** Short problem **
Below are records. Transcribe exactly the lines from the one that contains "Parse this screenshot: output" through the last line, leaving any pictures out.

** Supplied entries **
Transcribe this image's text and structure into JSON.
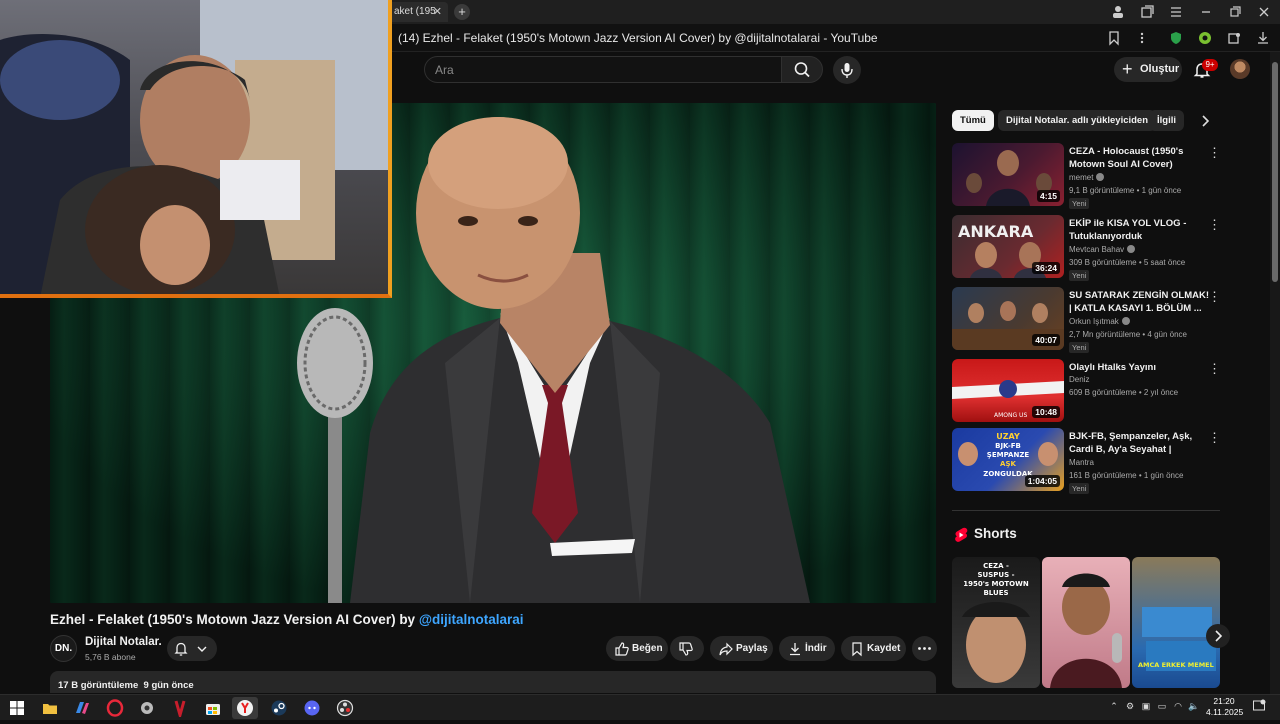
{
  "browser": {
    "tab_label": "aket (195",
    "tab_close": "✕",
    "new_tab": "+",
    "page_title": "(14) Ezhel - Felaket (1950's Motown Jazz Version AI Cover) by @dijitalnotalarai - YouTube"
  },
  "youtube_header": {
    "search_placeholder": "Ara",
    "create_label": "Oluştur",
    "notification_count": "9+"
  },
  "video": {
    "title_main": "Ezhel - Felaket (1950's Motown Jazz Version AI Cover) by ",
    "title_handle": "@dijitalnotalarai",
    "channel_initials": "DN.",
    "channel_name": "Dijital Notalar.",
    "subscribers": "5,76 B abone",
    "like_label": "Beğen",
    "share_label": "Paylaş",
    "download_label": "İndir",
    "save_label": "Kaydet",
    "views": "17 B görüntüleme",
    "age": "9 gün önce"
  },
  "sidebar": {
    "chips": [
      "Tümü",
      "Dijital Notalar. adlı yükleyiciden",
      "İlgili"
    ],
    "recommendations": [
      {
        "title": "CEZA - Holocaust (1950's Motown Soul AI Cover)",
        "channel": "memet",
        "verified": true,
        "views": "9,1 B görüntüleme",
        "age": "1 gün önce",
        "badge": "Yeni",
        "duration": "4:15",
        "colors": [
          "#1c1230",
          "#8a2030"
        ]
      },
      {
        "title": "EKİP ile KISA YOL VLOG - Tutuklanıyorduk",
        "channel": "Mevtcan Bahav",
        "verified": true,
        "views": "309 B görüntüleme",
        "age": "5 saat önce",
        "badge": "Yeni",
        "duration": "36:24",
        "colors": [
          "#3a2c30",
          "#b02020"
        ]
      },
      {
        "title": "SU SATARAK ZENGİN OLMAK! | KATLA KASAYI 1. BÖLÜM ...",
        "channel": "Orkun Işıtmak",
        "verified": true,
        "views": "2,7 Mn görüntüleme",
        "age": "4 gün önce",
        "badge": "Yeni",
        "duration": "40:07",
        "colors": [
          "#2a3a50",
          "#6a4020"
        ]
      },
      {
        "title": "Olaylı Htalks Yayını",
        "channel": "Deniz",
        "verified": false,
        "views": "609 B görüntüleme",
        "age": "2 yıl önce",
        "badge": "",
        "duration": "10:48",
        "colors": [
          "#c81818",
          "#e8e8e8"
        ]
      },
      {
        "title": "BJK-FB, Şempanzeler, Aşk, Cardi B, Ay'a Seyahat | Harman...",
        "channel": "Mantra",
        "verified": false,
        "views": "161 B görüntüleme",
        "age": "1 gün önce",
        "badge": "Yeni",
        "duration": "1:04:05",
        "colors": [
          "#1a3aa0",
          "#e8a020"
        ]
      }
    ],
    "rec4_overlay": "AMONG US",
    "rec5_overlay": [
      "UZAY",
      "BJK-FB",
      "ŞEMPANZE",
      "AŞK",
      "ZONGULDAK"
    ],
    "shorts_title": "Shorts",
    "short1_caption": [
      "CEZA -",
      "SUSPUS -",
      "1950's MOTOWN",
      "BLUES"
    ],
    "short3_caption": "AMCA ERKEK MEMEL"
  },
  "taskbar": {
    "time": "21:20",
    "date": "4.11.2025"
  },
  "colors": {
    "background": "#0f0f0f",
    "surface": "#272727",
    "link": "#3ea6ff",
    "accent_red": "#ff0033",
    "webcam_border": "#f0a020"
  }
}
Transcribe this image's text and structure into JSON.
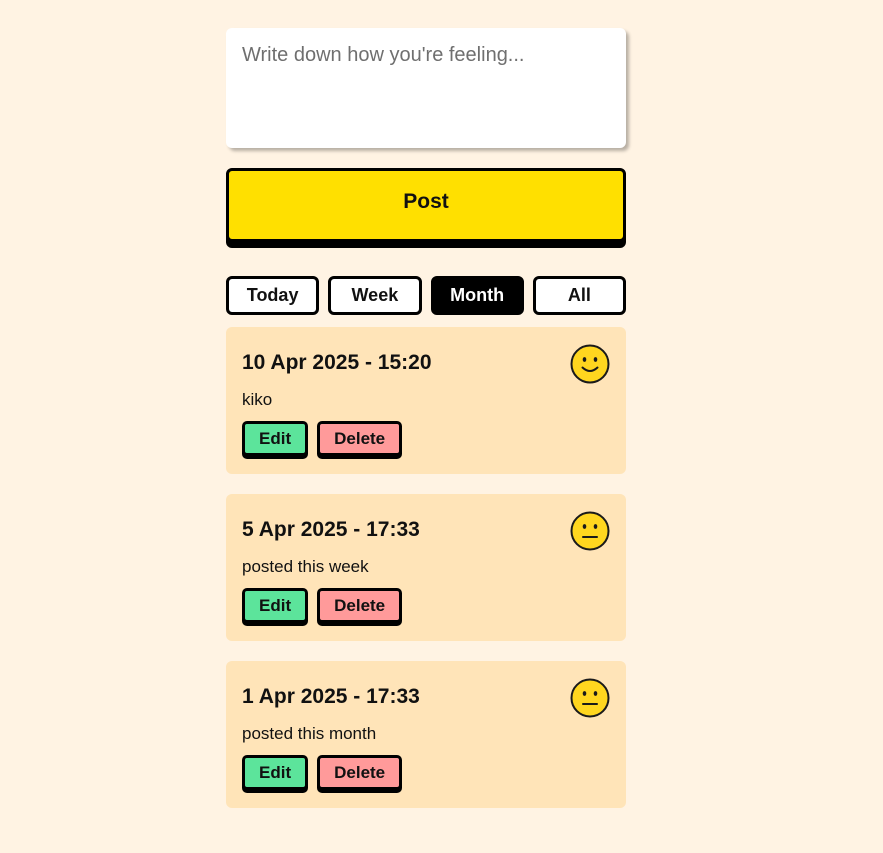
{
  "composer": {
    "placeholder": "Write down how you're feeling..."
  },
  "post_button": {
    "label": "Post"
  },
  "filters": [
    {
      "label": "Today",
      "active": false
    },
    {
      "label": "Week",
      "active": false
    },
    {
      "label": "Month",
      "active": true
    },
    {
      "label": "All",
      "active": false
    }
  ],
  "entries": [
    {
      "date": "10 Apr 2025 - 15:20",
      "text": "kiko",
      "mood": "happy-face-icon",
      "edit_label": "Edit",
      "delete_label": "Delete"
    },
    {
      "date": "5 Apr 2025 - 17:33",
      "text": "posted this week",
      "mood": "neutral-face-icon",
      "edit_label": "Edit",
      "delete_label": "Delete"
    },
    {
      "date": "1 Apr 2025 - 17:33",
      "text": "posted this month",
      "mood": "neutral-face-icon",
      "edit_label": "Edit",
      "delete_label": "Delete"
    }
  ],
  "colors": {
    "background": "#fff3e3",
    "post_button": "#ffe000",
    "entry_card": "#ffe4b8",
    "edit_button": "#5ce49b",
    "delete_button": "#ff9a9a",
    "face": "#ffd61f"
  }
}
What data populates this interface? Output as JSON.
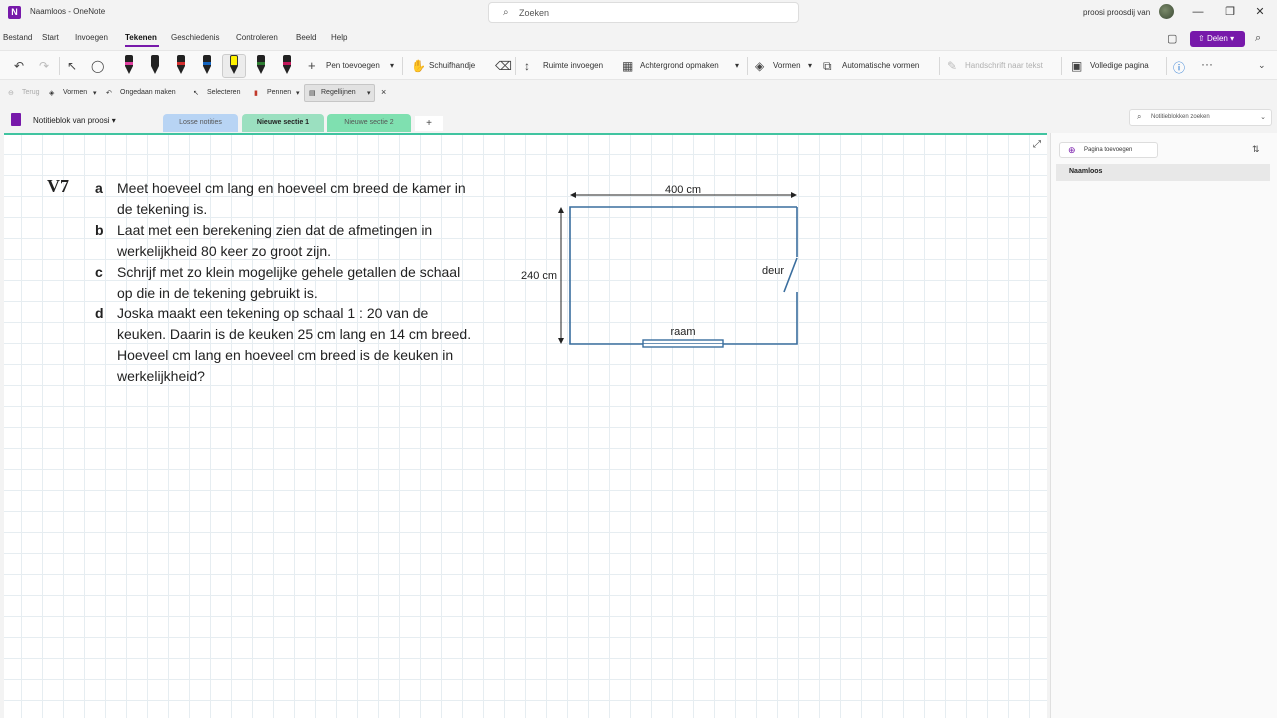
{
  "window": {
    "title": "Naamloos - OneNote",
    "app_letter": "N",
    "search_placeholder": "Zoeken",
    "user_name": "proosi proosdij van",
    "minimize": "—",
    "maximize": "❐",
    "close": "✕"
  },
  "menu": {
    "items": [
      "Bestand",
      "Start",
      "Invoegen",
      "Tekenen",
      "Geschiedenis",
      "Controleren",
      "Beeld",
      "Help"
    ],
    "share_label": "Delen"
  },
  "ribbon": {
    "undo": "↶",
    "redo": "↷",
    "select": "↖",
    "lasso": "◯",
    "pen_colors": [
      "#e040a0",
      "#222222",
      "#d32f2f",
      "#1565c0",
      "#fff200",
      "#2e7d32",
      "#c2185b"
    ],
    "add_pen": "Pen toevoegen",
    "hand": "Schuifhandje",
    "ruimte": "Ruimte invoegen",
    "achtergrond": "Achtergrond opmaken",
    "vormen": "Vormen",
    "auto_vormen": "Automatische vormen",
    "handschrift": "Handschrift naar tekst",
    "volledig": "Volledige pagina",
    "more": "···"
  },
  "toolbar2": {
    "terug": "Terug",
    "vormen": "Vormen",
    "ongedaan": "Ongedaan maken",
    "selecteren": "Selecteren",
    "pennen": "Pennen",
    "regellijnen": "Regellijnen",
    "close": "×"
  },
  "sections": {
    "notebook": "Notitieblok van proosi",
    "tabs": [
      {
        "label": "Losse notities",
        "color": "#b8d4f4"
      },
      {
        "label": "Nieuwe sectie 1",
        "color": "#9be0c0"
      },
      {
        "label": "Nieuwe sectie 2",
        "color": "#7fe0b0"
      }
    ],
    "add": "+",
    "search_placeholder": "Notitieblokken zoeken"
  },
  "exercise": {
    "number": "V7",
    "a_letter": "a",
    "a_line1": "Meet hoeveel cm lang en hoeveel cm breed de kamer in",
    "a_line2": "de tekening is.",
    "b_letter": "b",
    "b_line1": "Laat met een berekening zien dat de afmetingen in",
    "b_line2": "werkelijkheid 80 keer zo groot zijn.",
    "c_letter": "c",
    "c_line1": "Schrijf met zo klein mogelijke gehele getallen de schaal",
    "c_line2": "op die in de tekening gebruikt is.",
    "d_letter": "d",
    "d_line1": "Joska maakt een tekening op schaal 1 : 20 van de",
    "d_line2": "keuken. Daarin is de keuken 25 cm lang en 14 cm breed.",
    "d_line3": "Hoeveel cm lang en hoeveel cm breed is de keuken in",
    "d_line4": "werkelijkheid?"
  },
  "floorplan": {
    "width_label": "400 cm",
    "height_label": "240 cm",
    "door_label": "deur",
    "window_label": "raam"
  },
  "side_pane": {
    "add_page": "Pagina toevoegen",
    "page_title": "Naamloos"
  }
}
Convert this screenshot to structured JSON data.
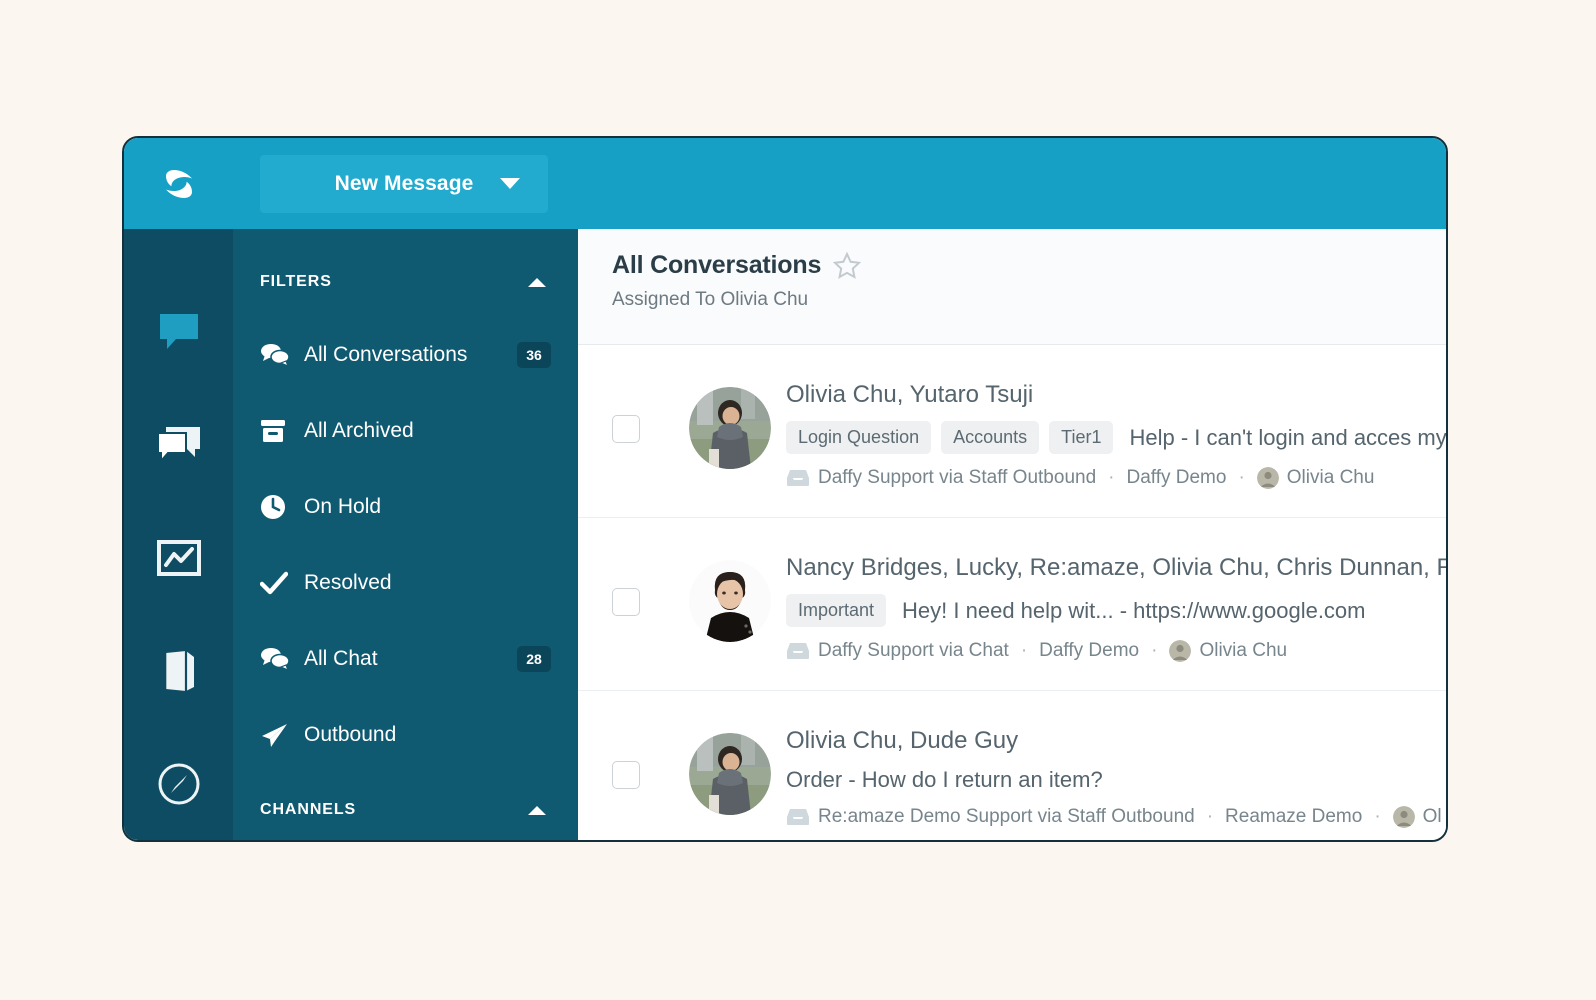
{
  "app": {
    "logo_name": "reamaze-leaf-logo",
    "topbar_color": "#16a0c6",
    "rail_color": "#0d4c63",
    "filters_color": "#0f5a71",
    "new_message_label": "New Message"
  },
  "rail": {
    "items": [
      {
        "name": "conversations-icon",
        "active": true
      },
      {
        "name": "chat-icon",
        "active": false
      },
      {
        "name": "reports-icon",
        "active": false
      },
      {
        "name": "knowledge-base-icon",
        "active": false
      },
      {
        "name": "compass-icon",
        "active": false
      }
    ]
  },
  "sidebar": {
    "filters_heading": "FILTERS",
    "channels_heading": "CHANNELS",
    "filters": [
      {
        "label": "All Conversations",
        "icon": "conversations-bubbles-icon",
        "badge": "36"
      },
      {
        "label": "All Archived",
        "icon": "archive-box-icon",
        "badge": ""
      },
      {
        "label": "On Hold",
        "icon": "clock-icon",
        "badge": ""
      },
      {
        "label": "Resolved",
        "icon": "check-icon",
        "badge": ""
      },
      {
        "label": "All Chat",
        "icon": "conversations-bubbles-icon",
        "badge": "28"
      },
      {
        "label": "Outbound",
        "icon": "paper-plane-icon",
        "badge": ""
      }
    ]
  },
  "header": {
    "title": "All Conversations",
    "star_icon": "star-outline-icon",
    "subtitle": "Assigned To Olivia Chu"
  },
  "conversations": [
    {
      "names": "Olivia Chu, Yutaro Tsuji",
      "tags": [
        "Login Question",
        "Accounts",
        "Tier1"
      ],
      "subject": "Help - I can't login and acces my",
      "channel": "Daffy Support via Staff Outbound",
      "brand": "Daffy Demo",
      "assignee": "Olivia Chu",
      "avatar": "woman-outdoors-avatar"
    },
    {
      "names": "Nancy Bridges, Lucky, Re:amaze, Olivia Chu, Chris Dunnan, R",
      "tags": [
        "Important"
      ],
      "subject": "Hey! I need help wit... - https://www.google.com",
      "channel": "Daffy Support via Chat",
      "brand": "Daffy Demo",
      "assignee": "Olivia Chu",
      "avatar": "young-man-avatar"
    },
    {
      "names": "Olivia Chu, Dude Guy",
      "tags": [],
      "subject": "Order - How do I return an item?",
      "channel": "Re:amaze Demo Support via Staff Outbound",
      "brand": "Reamaze Demo",
      "assignee": "Ol",
      "avatar": "woman-outdoors-avatar"
    }
  ]
}
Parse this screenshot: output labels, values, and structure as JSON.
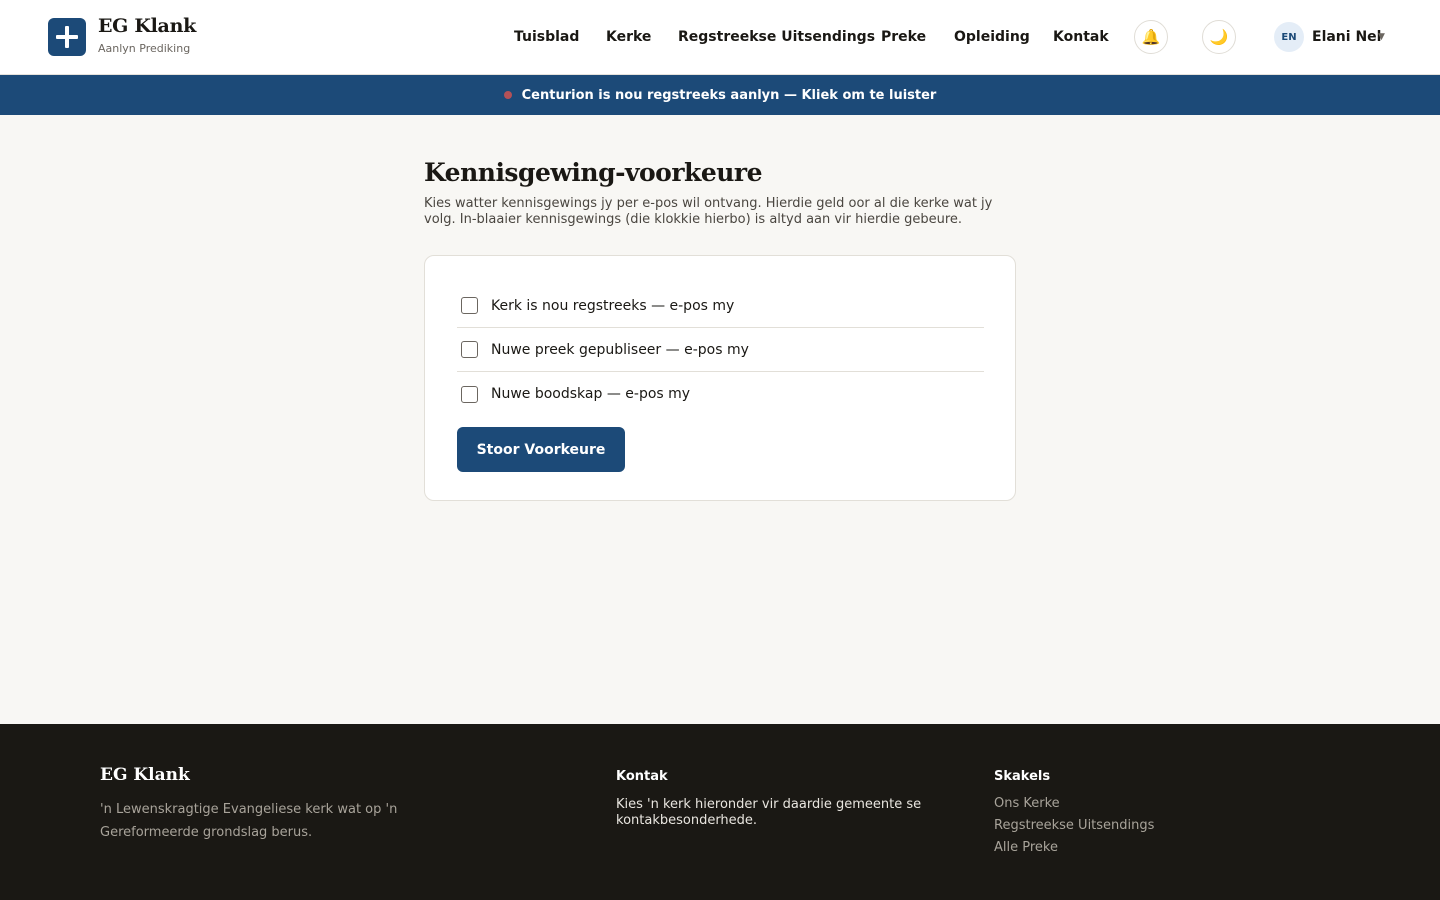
{
  "brand": {
    "name": "EG Klank",
    "subtitle": "Aanlyn Prediking"
  },
  "nav": {
    "items": [
      "Tuisblad",
      "Kerke",
      "Regstreekse Uitsendings",
      "Preke",
      "Opleiding",
      "Kontak"
    ]
  },
  "header": {
    "notifications_icon": "bell-icon",
    "theme_icon": "moon-icon",
    "user": {
      "initials": "EN",
      "name": "Elani Nel"
    }
  },
  "banner": {
    "text": "Centurion is nou regstreeks aanlyn — Kliek om te luister",
    "status_color": "#d9534f"
  },
  "main": {
    "title": "Kennisgewing-voorkeure",
    "description": "Kies watter kennisgewings jy per e-pos wil ontvang. Hierdie geld oor al die kerke wat jy volg. In-blaaier kennisgewings (die klokkie hierbo) is altyd aan vir hierdie gebeure.",
    "preferences": [
      {
        "label": "Kerk is nou regstreeks — e-pos my",
        "checked": false
      },
      {
        "label": "Nuwe preek gepubliseer — e-pos my",
        "checked": false
      },
      {
        "label": "Nuwe boodskap — e-pos my",
        "checked": false
      }
    ],
    "save_label": "Stoor Voorkeure"
  },
  "footer": {
    "brand": "EG Klank",
    "tagline": "'n Lewenskragtige Evangeliese kerk wat op 'n Gereformeerde grondslag berus.",
    "contact": {
      "heading": "Kontak",
      "text": "Kies 'n kerk hieronder vir daardie gemeente se kontakbesonderhede."
    },
    "links": {
      "heading": "Skakels",
      "items": [
        "Ons Kerke",
        "Regstreekse Uitsendings",
        "Alle Preke"
      ]
    }
  },
  "colors": {
    "primary": "#1c4a78",
    "background": "#f8f7f4",
    "footer": "#1a1814"
  }
}
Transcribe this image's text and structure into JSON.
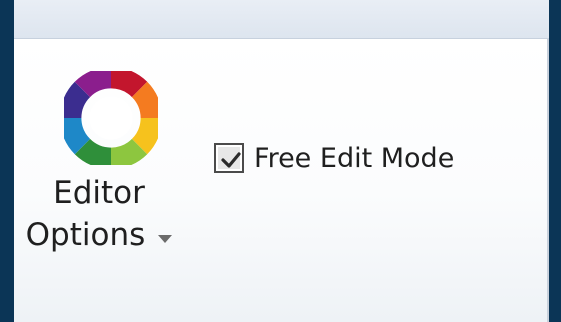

** Problem solution **
Parse this screenshot: output labels, values, and structure as JSON.
{
  "brand": {
    "name": "EG Klank",
    "subtitle": "Aanlyn Prediking"
  },
  "nav": {
    "items": [
      "Tuisblad",
      "Kerke",
      "Regstreekse Uitsendings",
      "Preke",
      "Opleiding",
      "Kontak"
    ]
  },
  "header": {
    "notifications_icon": "bell-icon",
    "theme_icon": "moon-icon",
    "user": {
      "initials": "EN",
      "name": "Elani Nel"
    }
  },
  "banner": {
    "text": "Centurion is nou regstreeks aanlyn — Kliek om te luister",
    "status_color": "#d9534f"
  },
  "main": {
    "title": "Kennisgewing-voorkeure",
    "description": "Kies watter kennisgewings jy per e-pos wil ontvang. Hierdie geld oor al die kerke wat jy volg. In-blaaier kennisgewings (die klokkie hierbo) is altyd aan vir hierdie gebeure.",
    "preferences": [
      {
        "label": "Kerk is nou regstreeks — e-pos my",
        "checked": false
      },
      {
        "label": "Nuwe preek gepubliseer — e-pos my",
        "checked": false
      },
      {
        "label": "Nuwe boodskap — e-pos my",
        "checked": false
      }
    ],
    "save_label": "Stoor Voorkeure"
  },
  "footer": {
    "brand": "EG Klank",
    "tagline": "'n Lewenskragtige Evangeliese kerk wat op 'n Gereformeerde grondslag berus.",
    "contact": {
      "heading": "Kontak",
      "text": "Kies 'n kerk hieronder vir daardie gemeente se kontakbesonderhede."
    },
    "links": {
      "heading": "Skakels",
      "items": [
        "Ons Kerke",
        "Regstreekse Uitsendings",
        "Alle Preke"
      ]
    }
  },
  "colors": {
    "primary": "#1c4a78",
    "background": "#f8f7f4",
    "footer": "#1a1814"
  }
}
Transcribe this image's text and structure into JSON.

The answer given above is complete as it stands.